## Problem statement
Look through the material below. Copy each line that contains the string "watermark".
----- Extracted data
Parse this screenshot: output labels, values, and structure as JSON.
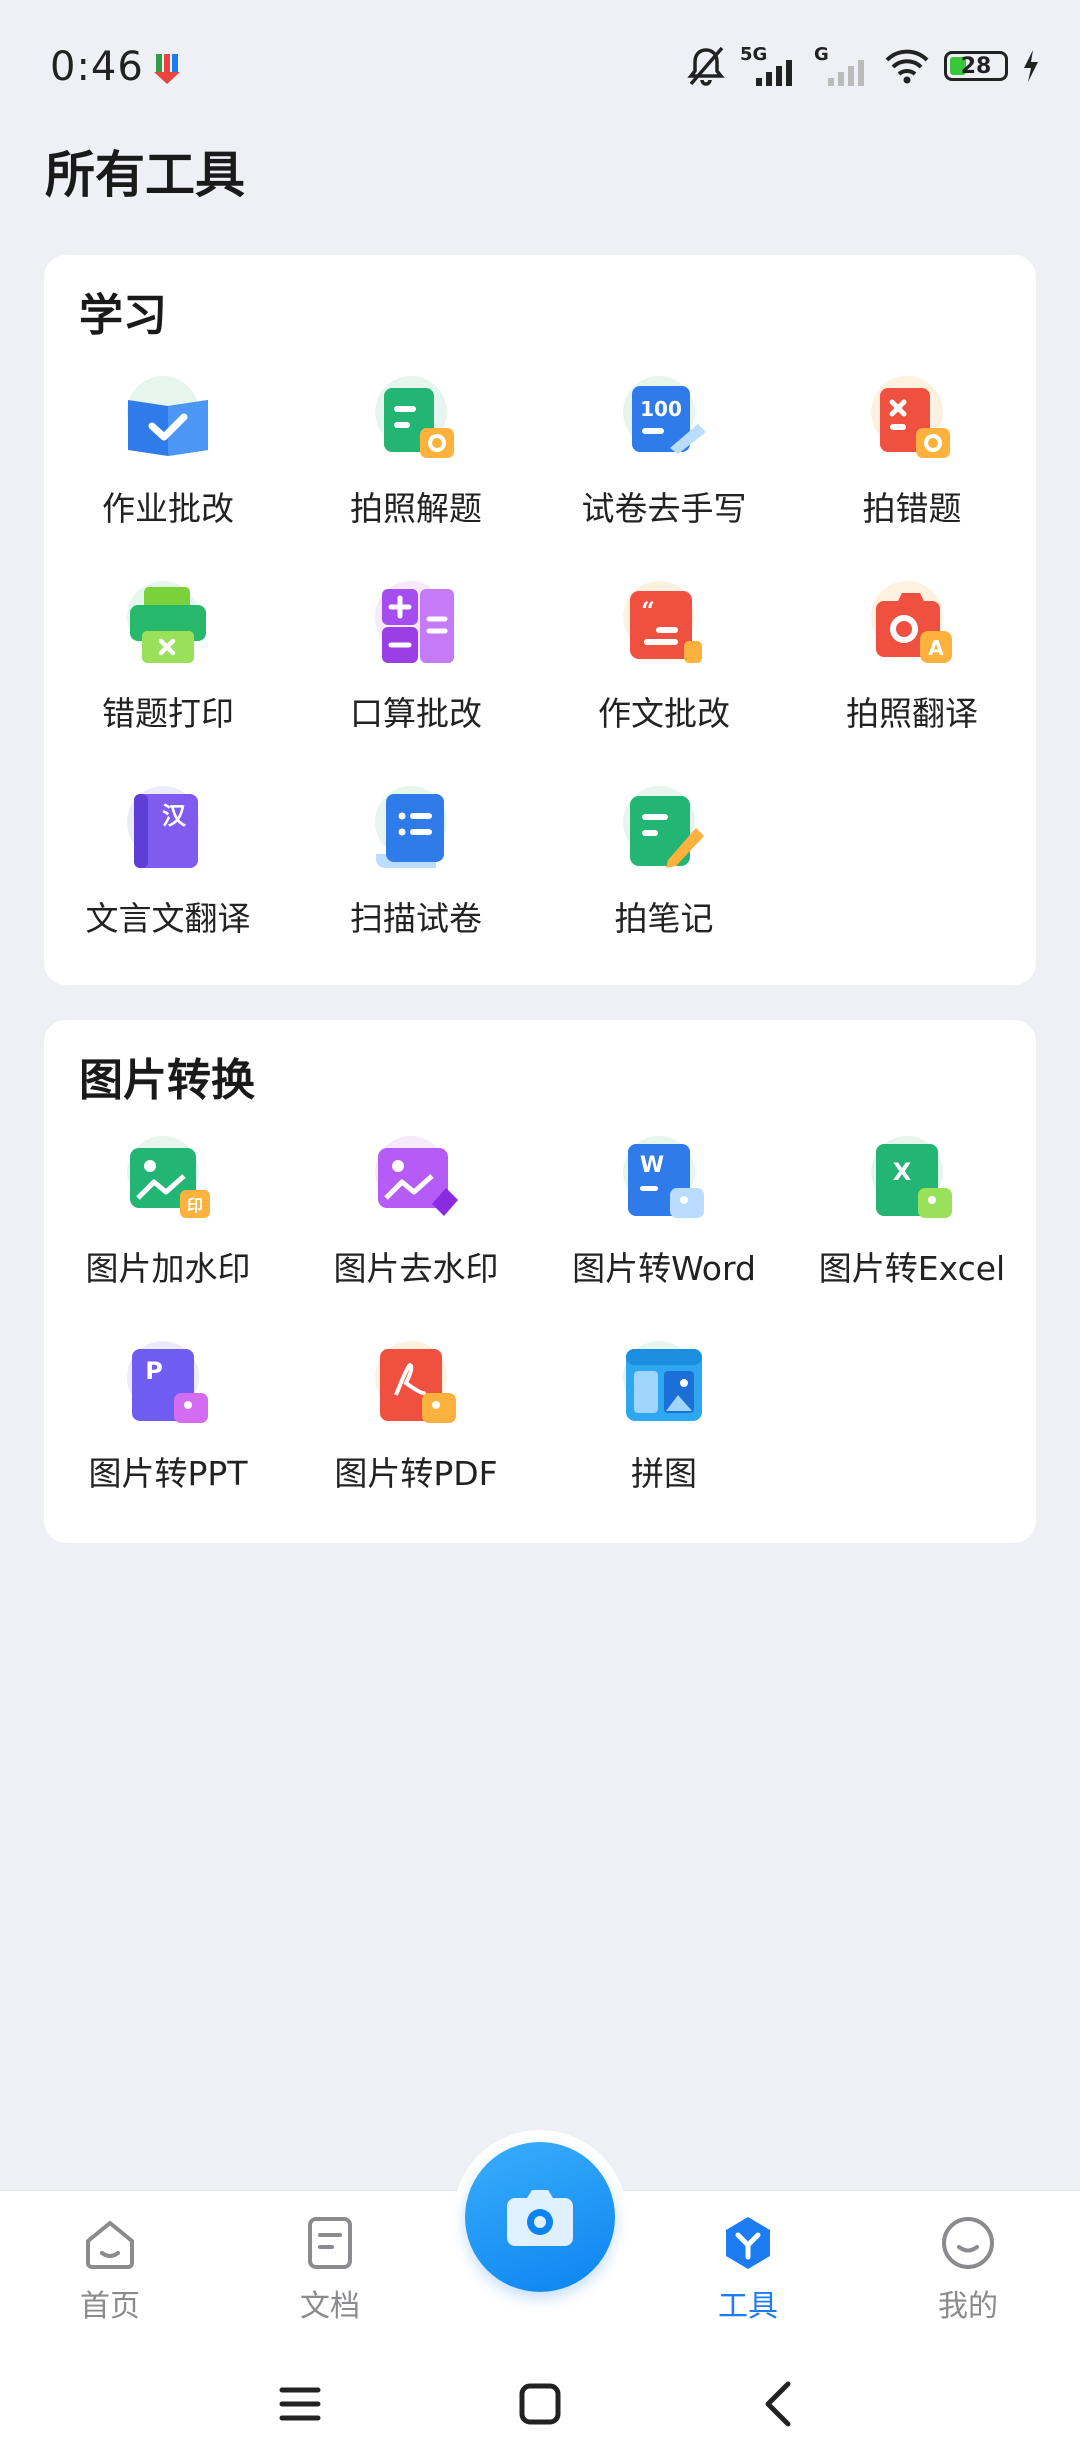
{
  "status_bar": {
    "time": "0:46",
    "network_5g": "5G",
    "network_g": "G",
    "battery": "28",
    "icons": [
      "app-notification-icon",
      "mute-icon",
      "signal-icon",
      "signal-icon",
      "wifi-icon",
      "battery-icon",
      "charging-icon"
    ]
  },
  "page": {
    "title": "所有工具"
  },
  "sections": [
    {
      "title": "学习",
      "tools": [
        {
          "label": "作业批改",
          "icon": "homework-check-icon"
        },
        {
          "label": "拍照解题",
          "icon": "photo-solve-icon"
        },
        {
          "label": "试卷去手写",
          "icon": "remove-handwriting-icon"
        },
        {
          "label": "拍错题",
          "icon": "photo-mistake-icon"
        },
        {
          "label": "错题打印",
          "icon": "mistake-print-icon"
        },
        {
          "label": "口算批改",
          "icon": "mental-math-icon"
        },
        {
          "label": "作文批改",
          "icon": "essay-check-icon"
        },
        {
          "label": "拍照翻译",
          "icon": "photo-translate-icon"
        },
        {
          "label": "文言文翻译",
          "icon": "classical-chinese-icon"
        },
        {
          "label": "扫描试卷",
          "icon": "scan-paper-icon"
        },
        {
          "label": "拍笔记",
          "icon": "photo-notes-icon"
        }
      ]
    },
    {
      "title": "图片转换",
      "tools": [
        {
          "label": "图片加水印",
          "icon": "add-watermark-icon"
        },
        {
          "label": "图片去水印",
          "icon": "remove-watermark-icon"
        },
        {
          "label": "图片转Word",
          "icon": "image-to-word-icon"
        },
        {
          "label": "图片转Excel",
          "icon": "image-to-excel-icon"
        },
        {
          "label": "图片转PPT",
          "icon": "image-to-ppt-icon"
        },
        {
          "label": "图片转PDF",
          "icon": "image-to-pdf-icon"
        },
        {
          "label": "拼图",
          "icon": "collage-icon"
        }
      ]
    }
  ],
  "bottom_nav": {
    "items": [
      {
        "label": "首页",
        "icon": "home-icon"
      },
      {
        "label": "文档",
        "icon": "document-icon"
      },
      {
        "label": "工具",
        "icon": "tools-icon",
        "active": true
      },
      {
        "label": "我的",
        "icon": "profile-icon"
      }
    ],
    "center_icon": "camera-icon"
  },
  "colors": {
    "accent": "#1e7cf2",
    "background": "#eff0f6"
  }
}
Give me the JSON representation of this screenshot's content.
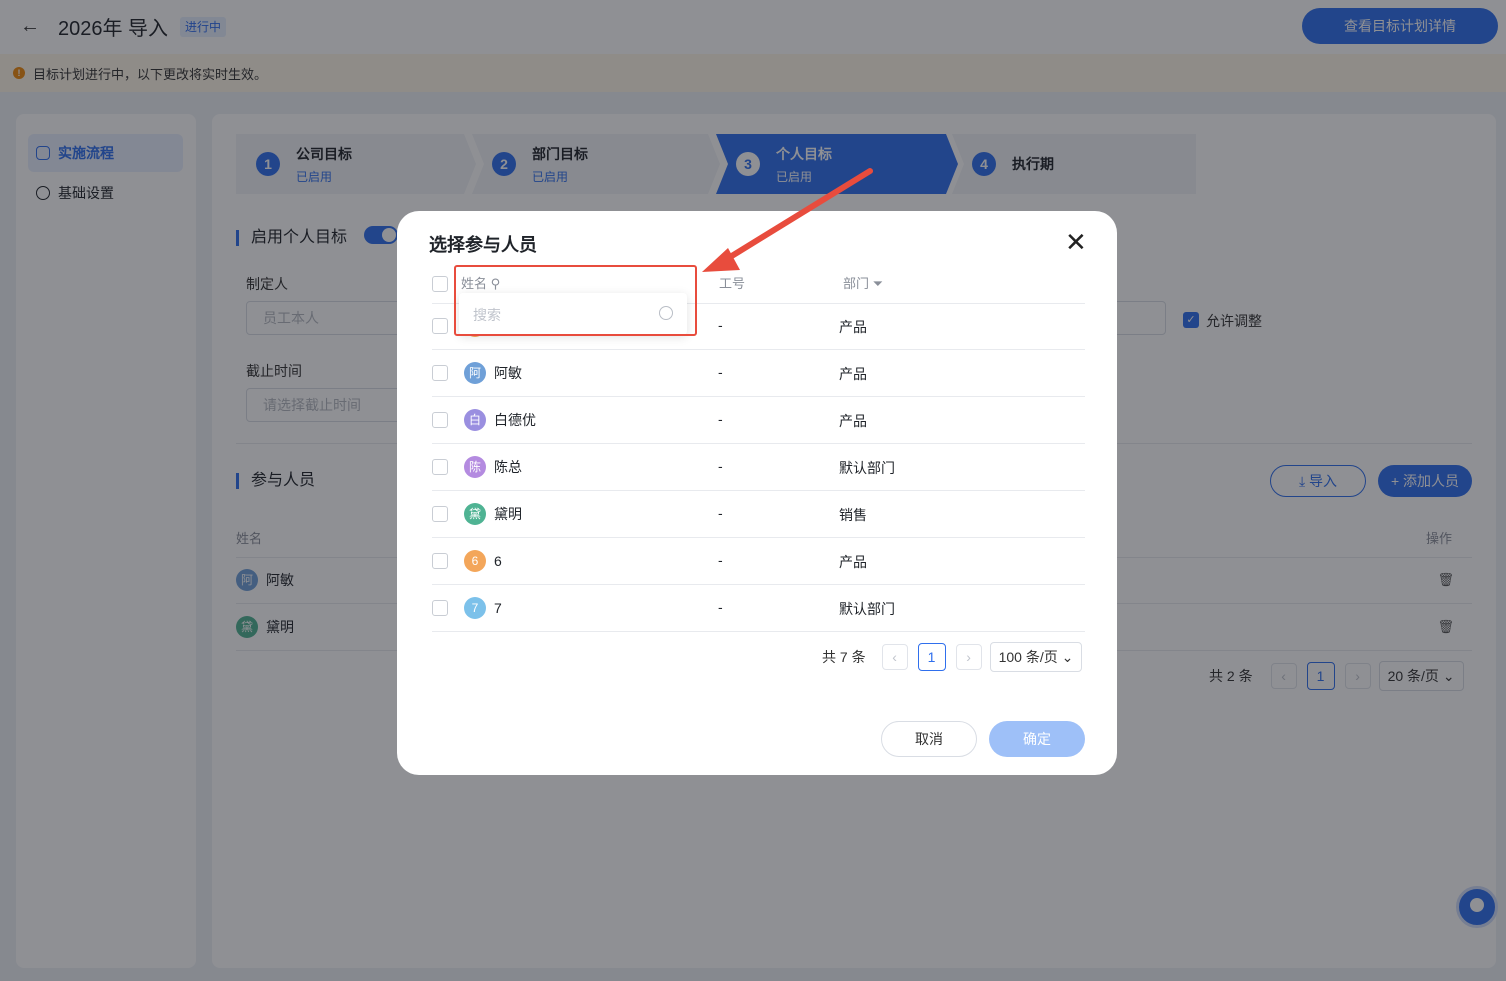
{
  "header": {
    "back_icon": "arrow-left-icon",
    "title": "2026年 导入",
    "status_badge": "进行中",
    "detail_button": "查看目标计划详情"
  },
  "notice": {
    "text": "目标计划进行中，以下更改将实时生效。",
    "icon": "info-icon"
  },
  "sidebar": {
    "items": [
      {
        "label": "实施流程",
        "icon": "flow-icon",
        "active": true
      },
      {
        "label": "基础设置",
        "icon": "gear-icon",
        "active": false
      }
    ]
  },
  "steps": [
    {
      "num": "1",
      "title": "公司目标",
      "status": "已启用"
    },
    {
      "num": "2",
      "title": "部门目标",
      "status": "已启用"
    },
    {
      "num": "3",
      "title": "个人目标",
      "status": "已启用"
    },
    {
      "num": "4",
      "title": "执行期",
      "status": ""
    }
  ],
  "personal": {
    "section_title": "启用个人目标",
    "creator_label": "制定人",
    "creator_value": "员工本人",
    "deadline_label": "截止时间",
    "deadline_placeholder": "请选择截止时间",
    "allow_adjust": "允许调整"
  },
  "participants": {
    "section_title": "参与人员",
    "import_button": "导入",
    "add_button": "添加人员",
    "col_name": "姓名",
    "col_action": "操作",
    "rows": [
      {
        "avatar": "阿",
        "name": "阿敏",
        "color": "#6fa0d8"
      },
      {
        "avatar": "黛",
        "name": "黛明",
        "color": "#4fb393"
      }
    ],
    "total": "共 2 条",
    "page": "1",
    "page_size": "20 条/页"
  },
  "modal": {
    "title": "选择参与人员",
    "col_name": "姓名",
    "col_id": "工号",
    "col_dept": "部门",
    "search_placeholder": "搜索",
    "rows": [
      {
        "avatar": "",
        "name": "",
        "id": "-",
        "dept": "产品",
        "color": "#f3a65a"
      },
      {
        "avatar": "阿",
        "name": "阿敏",
        "id": "-",
        "dept": "产品",
        "color": "#6fa0d8"
      },
      {
        "avatar": "白",
        "name": "白德优",
        "id": "-",
        "dept": "产品",
        "color": "#9a8fe0"
      },
      {
        "avatar": "陈",
        "name": "陈总",
        "id": "-",
        "dept": "默认部门",
        "color": "#b48be0"
      },
      {
        "avatar": "黛",
        "name": "黛明",
        "id": "-",
        "dept": "销售",
        "color": "#4fb393"
      },
      {
        "avatar": "6",
        "name": "6",
        "id": "-",
        "dept": "产品",
        "color": "#f3a65a"
      },
      {
        "avatar": "7",
        "name": "7",
        "id": "-",
        "dept": "默认部门",
        "color": "#7cc1ea"
      }
    ],
    "total": "共 7 条",
    "page": "1",
    "page_size": "100 条/页",
    "cancel": "取消",
    "confirm": "确定"
  },
  "colors": {
    "accent": "#2f6fed",
    "annotation": "#e84c3d"
  }
}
----------
## Answer to this exercise
          "icon": "add-watermark-icon"
          "icon": "remove-watermark-icon"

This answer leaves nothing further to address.